***** The data *****
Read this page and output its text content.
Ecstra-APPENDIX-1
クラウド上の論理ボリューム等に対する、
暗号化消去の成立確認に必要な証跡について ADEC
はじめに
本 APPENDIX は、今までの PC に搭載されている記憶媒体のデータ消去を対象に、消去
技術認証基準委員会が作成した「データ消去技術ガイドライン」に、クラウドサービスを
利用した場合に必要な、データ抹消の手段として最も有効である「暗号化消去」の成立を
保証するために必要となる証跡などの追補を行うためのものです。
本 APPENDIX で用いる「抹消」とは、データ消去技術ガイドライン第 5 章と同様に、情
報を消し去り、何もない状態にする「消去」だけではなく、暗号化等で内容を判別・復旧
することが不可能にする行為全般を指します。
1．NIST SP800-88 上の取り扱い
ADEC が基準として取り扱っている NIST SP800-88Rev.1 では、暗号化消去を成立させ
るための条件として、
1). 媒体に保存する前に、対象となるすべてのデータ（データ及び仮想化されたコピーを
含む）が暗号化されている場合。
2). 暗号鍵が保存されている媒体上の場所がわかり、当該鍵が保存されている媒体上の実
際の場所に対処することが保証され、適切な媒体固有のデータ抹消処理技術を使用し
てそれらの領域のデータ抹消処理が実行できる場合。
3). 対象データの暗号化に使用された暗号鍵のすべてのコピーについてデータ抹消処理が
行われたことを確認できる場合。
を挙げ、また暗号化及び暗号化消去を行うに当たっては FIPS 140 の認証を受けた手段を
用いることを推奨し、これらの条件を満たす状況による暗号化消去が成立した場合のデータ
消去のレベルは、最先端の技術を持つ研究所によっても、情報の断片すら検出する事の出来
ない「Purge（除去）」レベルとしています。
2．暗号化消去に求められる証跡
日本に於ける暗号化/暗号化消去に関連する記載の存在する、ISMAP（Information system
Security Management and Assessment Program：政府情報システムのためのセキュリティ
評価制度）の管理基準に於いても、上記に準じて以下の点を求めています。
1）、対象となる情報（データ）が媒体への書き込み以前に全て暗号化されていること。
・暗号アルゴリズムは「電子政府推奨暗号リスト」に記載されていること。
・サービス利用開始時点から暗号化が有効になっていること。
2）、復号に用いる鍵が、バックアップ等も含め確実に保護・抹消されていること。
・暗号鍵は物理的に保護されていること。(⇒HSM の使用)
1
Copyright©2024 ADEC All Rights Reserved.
*****
***** The data *****
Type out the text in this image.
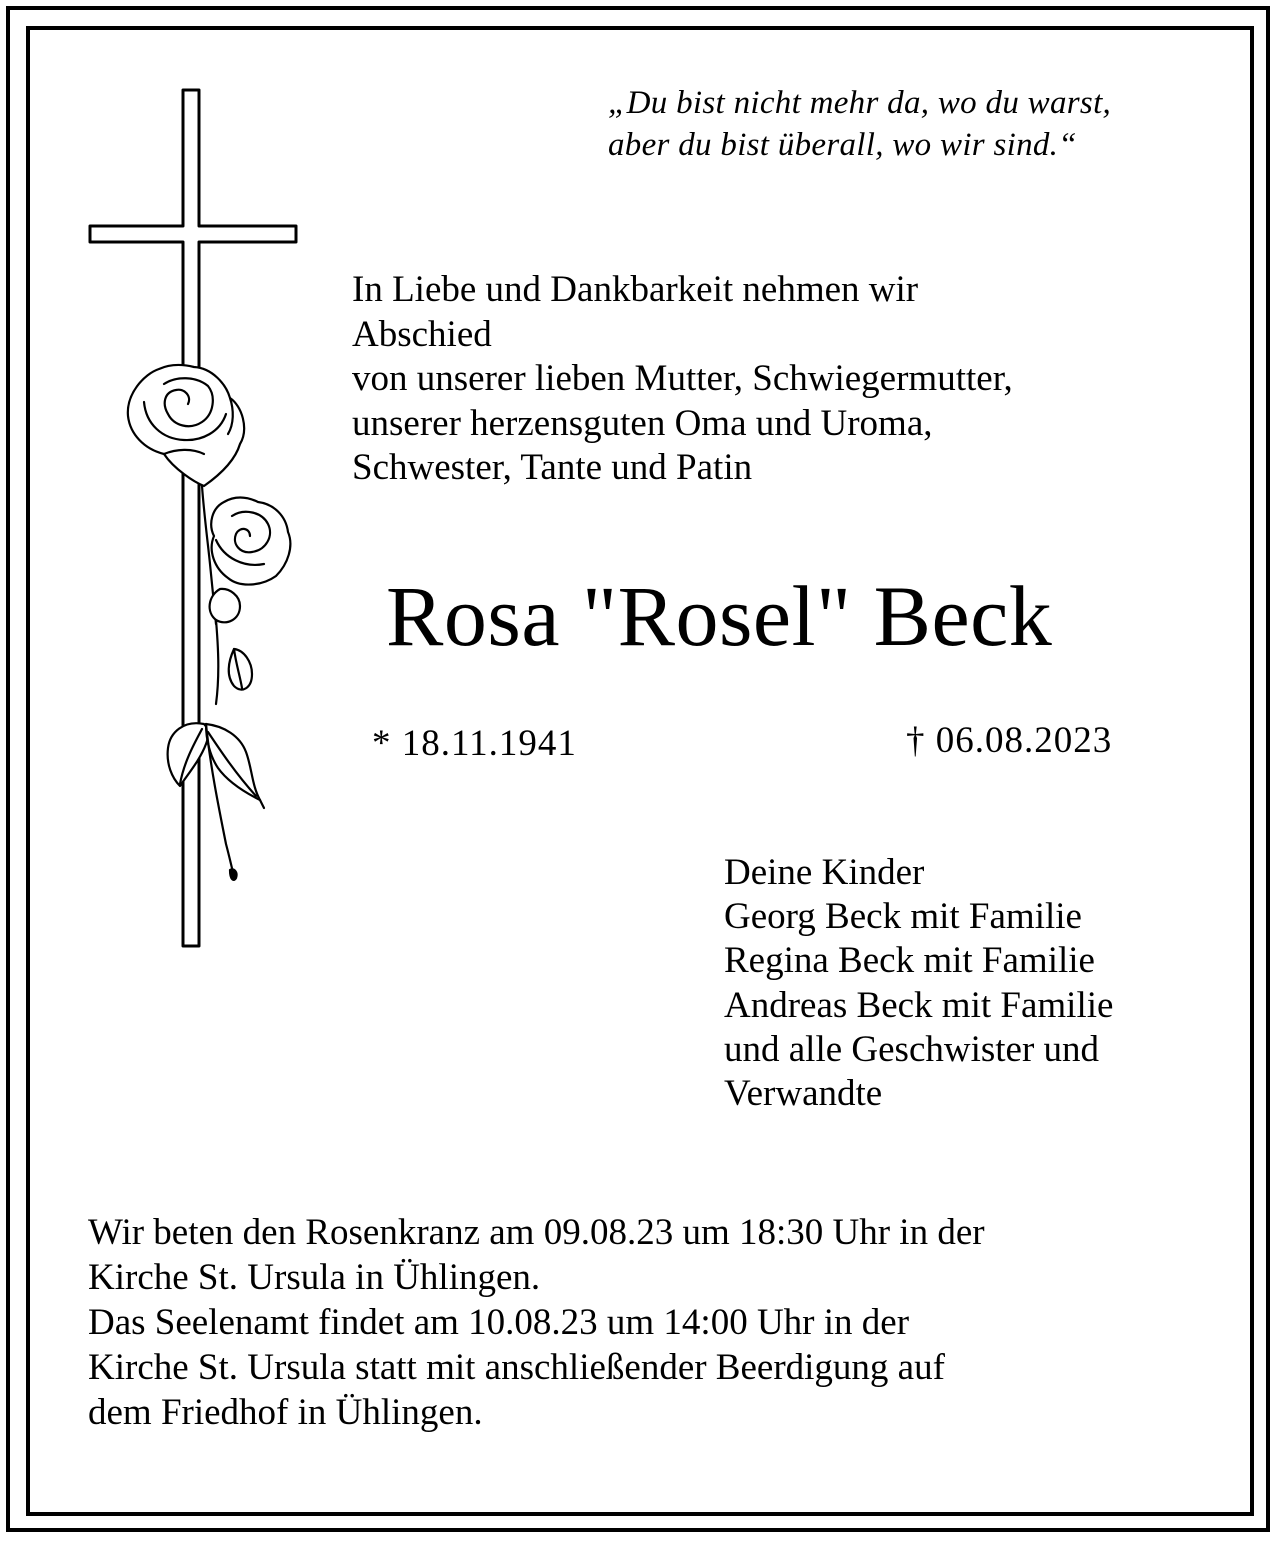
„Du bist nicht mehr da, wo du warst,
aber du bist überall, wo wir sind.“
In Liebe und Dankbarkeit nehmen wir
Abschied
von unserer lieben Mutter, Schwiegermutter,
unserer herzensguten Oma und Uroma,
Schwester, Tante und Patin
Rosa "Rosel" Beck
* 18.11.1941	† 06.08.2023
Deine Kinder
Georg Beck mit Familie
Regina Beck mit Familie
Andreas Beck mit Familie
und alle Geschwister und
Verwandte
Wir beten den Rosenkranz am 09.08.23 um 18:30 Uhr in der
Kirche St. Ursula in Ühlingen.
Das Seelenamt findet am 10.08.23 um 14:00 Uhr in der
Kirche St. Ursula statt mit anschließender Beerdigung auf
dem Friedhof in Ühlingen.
*****
***** The data *****
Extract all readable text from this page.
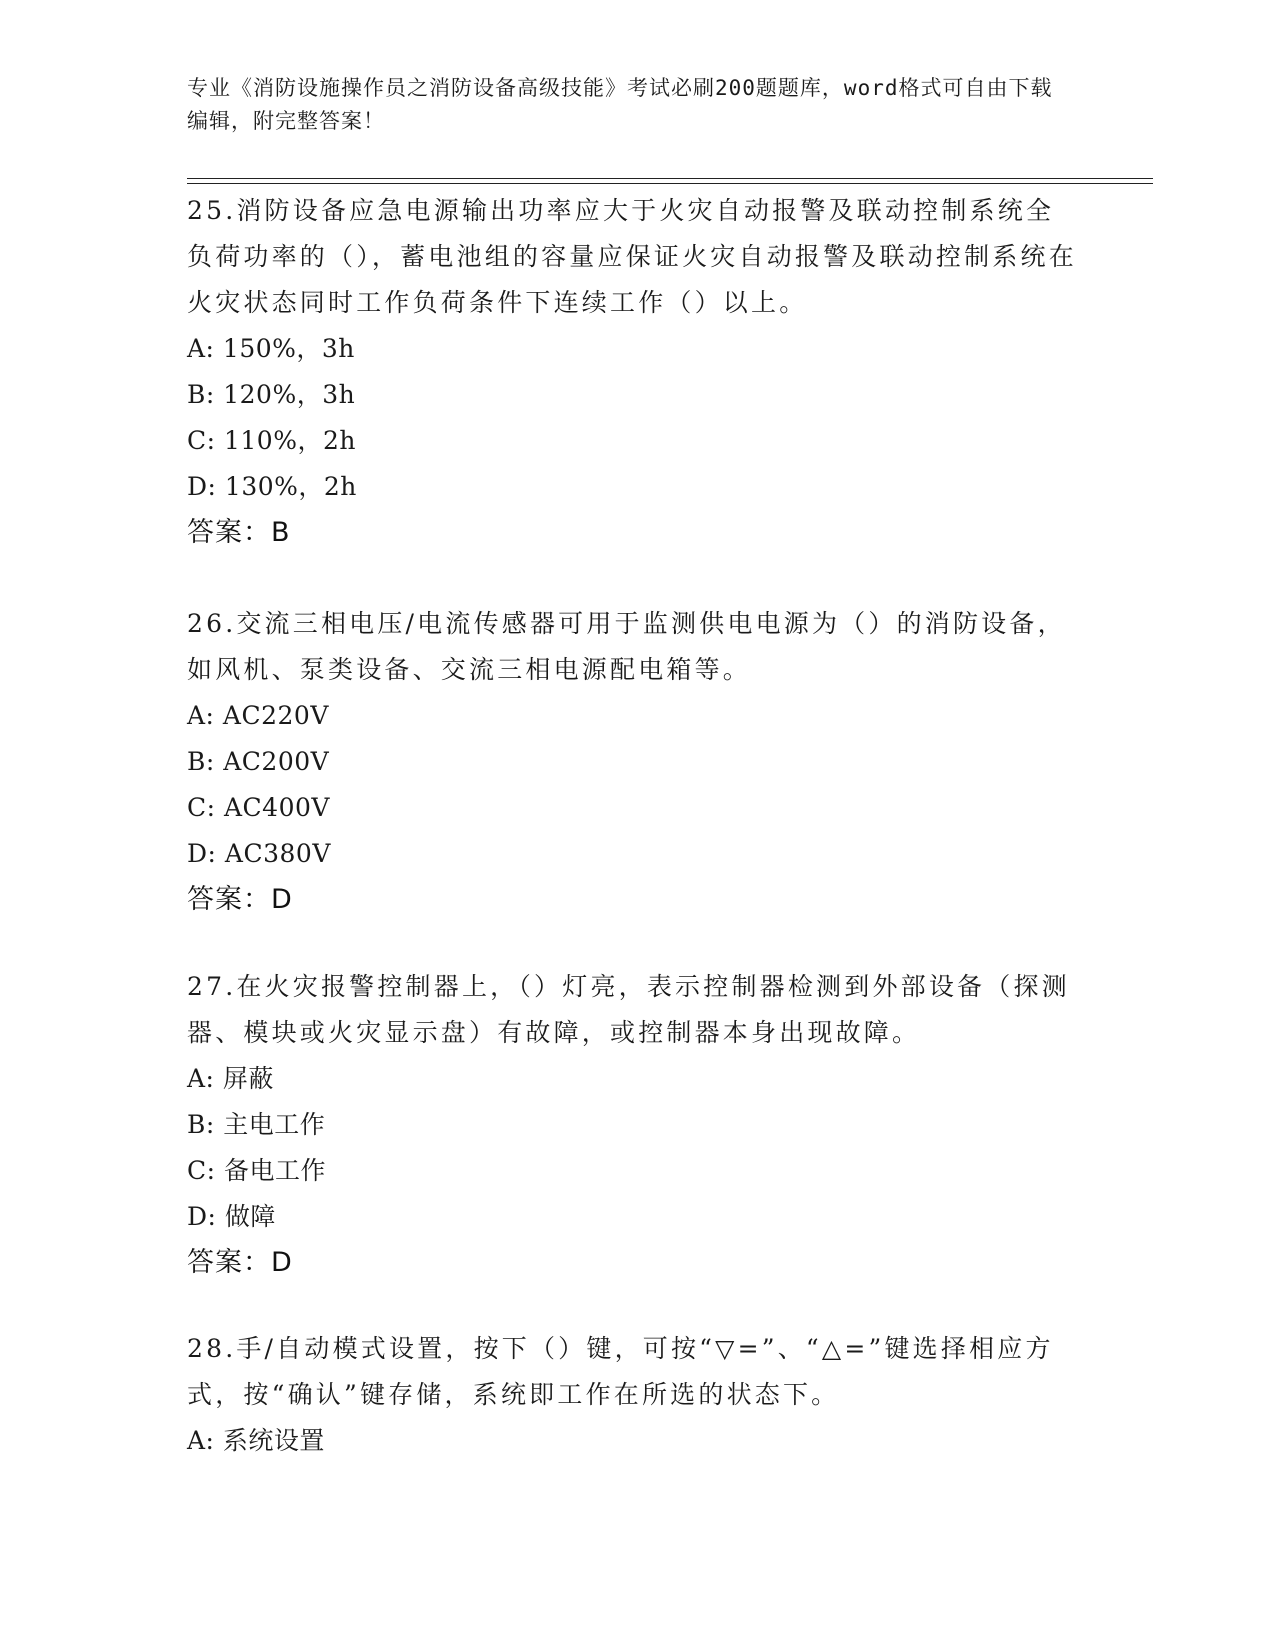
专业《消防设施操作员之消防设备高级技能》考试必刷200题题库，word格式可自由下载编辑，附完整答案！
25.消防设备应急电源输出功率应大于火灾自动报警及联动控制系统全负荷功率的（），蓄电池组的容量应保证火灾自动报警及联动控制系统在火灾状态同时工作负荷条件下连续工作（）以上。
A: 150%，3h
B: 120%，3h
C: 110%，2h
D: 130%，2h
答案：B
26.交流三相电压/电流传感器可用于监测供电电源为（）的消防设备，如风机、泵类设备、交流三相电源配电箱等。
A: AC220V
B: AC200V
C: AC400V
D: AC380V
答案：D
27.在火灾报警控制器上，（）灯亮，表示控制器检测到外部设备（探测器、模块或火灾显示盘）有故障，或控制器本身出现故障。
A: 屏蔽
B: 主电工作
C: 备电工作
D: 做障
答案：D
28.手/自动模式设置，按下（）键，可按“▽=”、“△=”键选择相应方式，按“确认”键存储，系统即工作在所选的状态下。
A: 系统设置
*****
## Short task:
Copy out every line from the records that has the word "this".

## Answer to the task:
Read this page and output its text content.
Type out the text in this image.
Extract all readable text from this page.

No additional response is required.